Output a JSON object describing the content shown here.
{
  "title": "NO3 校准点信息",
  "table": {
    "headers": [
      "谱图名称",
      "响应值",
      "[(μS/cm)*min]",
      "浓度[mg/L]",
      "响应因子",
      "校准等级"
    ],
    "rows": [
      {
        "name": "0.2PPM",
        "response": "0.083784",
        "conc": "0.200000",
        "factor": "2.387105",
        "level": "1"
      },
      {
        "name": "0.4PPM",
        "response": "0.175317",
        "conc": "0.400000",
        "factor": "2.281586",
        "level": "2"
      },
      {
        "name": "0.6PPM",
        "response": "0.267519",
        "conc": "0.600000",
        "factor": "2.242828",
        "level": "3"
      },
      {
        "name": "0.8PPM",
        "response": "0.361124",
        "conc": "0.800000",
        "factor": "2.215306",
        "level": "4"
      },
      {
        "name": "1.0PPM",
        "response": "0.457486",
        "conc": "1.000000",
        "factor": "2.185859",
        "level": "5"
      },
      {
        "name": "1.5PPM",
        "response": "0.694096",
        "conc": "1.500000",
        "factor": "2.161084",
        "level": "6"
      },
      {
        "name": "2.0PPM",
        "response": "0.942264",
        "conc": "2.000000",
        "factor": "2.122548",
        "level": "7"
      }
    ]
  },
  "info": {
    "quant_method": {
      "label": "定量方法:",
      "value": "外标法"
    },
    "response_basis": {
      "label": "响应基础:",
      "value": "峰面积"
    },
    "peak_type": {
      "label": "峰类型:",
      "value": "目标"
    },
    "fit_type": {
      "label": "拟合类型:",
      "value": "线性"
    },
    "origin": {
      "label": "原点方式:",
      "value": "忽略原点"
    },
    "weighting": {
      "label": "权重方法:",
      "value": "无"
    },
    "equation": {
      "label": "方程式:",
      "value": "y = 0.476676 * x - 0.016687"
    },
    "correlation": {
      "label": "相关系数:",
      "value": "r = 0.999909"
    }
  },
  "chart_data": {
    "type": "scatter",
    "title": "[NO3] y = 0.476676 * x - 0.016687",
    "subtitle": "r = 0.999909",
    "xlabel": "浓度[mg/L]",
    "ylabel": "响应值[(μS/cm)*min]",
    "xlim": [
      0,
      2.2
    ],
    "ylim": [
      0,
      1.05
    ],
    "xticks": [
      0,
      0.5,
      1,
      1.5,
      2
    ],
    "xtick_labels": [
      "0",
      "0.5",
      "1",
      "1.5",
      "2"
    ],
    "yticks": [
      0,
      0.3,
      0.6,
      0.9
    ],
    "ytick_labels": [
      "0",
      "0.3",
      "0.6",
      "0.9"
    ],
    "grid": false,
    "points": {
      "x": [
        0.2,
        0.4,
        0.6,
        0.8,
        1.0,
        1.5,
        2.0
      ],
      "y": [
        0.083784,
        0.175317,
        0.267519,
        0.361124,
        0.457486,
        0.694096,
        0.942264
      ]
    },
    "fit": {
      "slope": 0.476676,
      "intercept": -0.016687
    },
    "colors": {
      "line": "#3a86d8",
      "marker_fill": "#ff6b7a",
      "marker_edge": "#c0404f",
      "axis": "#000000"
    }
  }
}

▶ _Problem to solve_
The records above are to be copied in full, exactly as written.

▶ _Output of the task_
Output a JSON object describing the content shown here.
{
  "title": "NO3 校准点信息",
  "table": {
    "headers": [
      "谱图名称",
      "响应值",
      "[(μS/cm)*min]",
      "浓度[mg/L]",
      "响应因子",
      "校准等级"
    ],
    "rows": [
      {
        "name": "0.2PPM",
        "response": "0.083784",
        "conc": "0.200000",
        "factor": "2.387105",
        "level": "1"
      },
      {
        "name": "0.4PPM",
        "response": "0.175317",
        "conc": "0.400000",
        "factor": "2.281586",
        "level": "2"
      },
      {
        "name": "0.6PPM",
        "response": "0.267519",
        "conc": "0.600000",
        "factor": "2.242828",
        "level": "3"
      },
      {
        "name": "0.8PPM",
        "response": "0.361124",
        "conc": "0.800000",
        "factor": "2.215306",
        "level": "4"
      },
      {
        "name": "1.0PPM",
        "response": "0.457486",
        "conc": "1.000000",
        "factor": "2.185859",
        "level": "5"
      },
      {
        "name": "1.5PPM",
        "response": "0.694096",
        "conc": "1.500000",
        "factor": "2.161084",
        "level": "6"
      },
      {
        "name": "2.0PPM",
        "response": "0.942264",
        "conc": "2.000000",
        "factor": "2.122548",
        "level": "7"
      }
    ]
  },
  "info": {
    "quant_method": {
      "label": "定量方法:",
      "value": "外标法"
    },
    "response_basis": {
      "label": "响应基础:",
      "value": "峰面积"
    },
    "peak_type": {
      "label": "峰类型:",
      "value": "目标"
    },
    "fit_type": {
      "label": "拟合类型:",
      "value": "线性"
    },
    "origin": {
      "label": "原点方式:",
      "value": "忽略原点"
    },
    "weighting": {
      "label": "权重方法:",
      "value": "无"
    },
    "equation": {
      "label": "方程式:",
      "value": "y = 0.476676 * x - 0.016687"
    },
    "correlation": {
      "label": "相关系数:",
      "value": "r = 0.999909"
    }
  },
  "chart_data": {
    "type": "scatter",
    "title": "[NO3] y = 0.476676 * x - 0.016687",
    "subtitle": "r = 0.999909",
    "xlabel": "浓度[mg/L]",
    "ylabel": "响应值[(μS/cm)*min]",
    "xlim": [
      0,
      2.2
    ],
    "ylim": [
      0,
      1.05
    ],
    "xticks": [
      0,
      0.5,
      1,
      1.5,
      2
    ],
    "xtick_labels": [
      "0",
      "0.5",
      "1",
      "1.5",
      "2"
    ],
    "yticks": [
      0,
      0.3,
      0.6,
      0.9
    ],
    "ytick_labels": [
      "0",
      "0.3",
      "0.6",
      "0.9"
    ],
    "grid": false,
    "points": {
      "x": [
        0.2,
        0.4,
        0.6,
        0.8,
        1.0,
        1.5,
        2.0
      ],
      "y": [
        0.083784,
        0.175317,
        0.267519,
        0.361124,
        0.457486,
        0.694096,
        0.942264
      ]
    },
    "fit": {
      "slope": 0.476676,
      "intercept": -0.016687
    },
    "colors": {
      "line": "#3a86d8",
      "marker_fill": "#ff6b7a",
      "marker_edge": "#c0404f",
      "axis": "#000000"
    }
  }
}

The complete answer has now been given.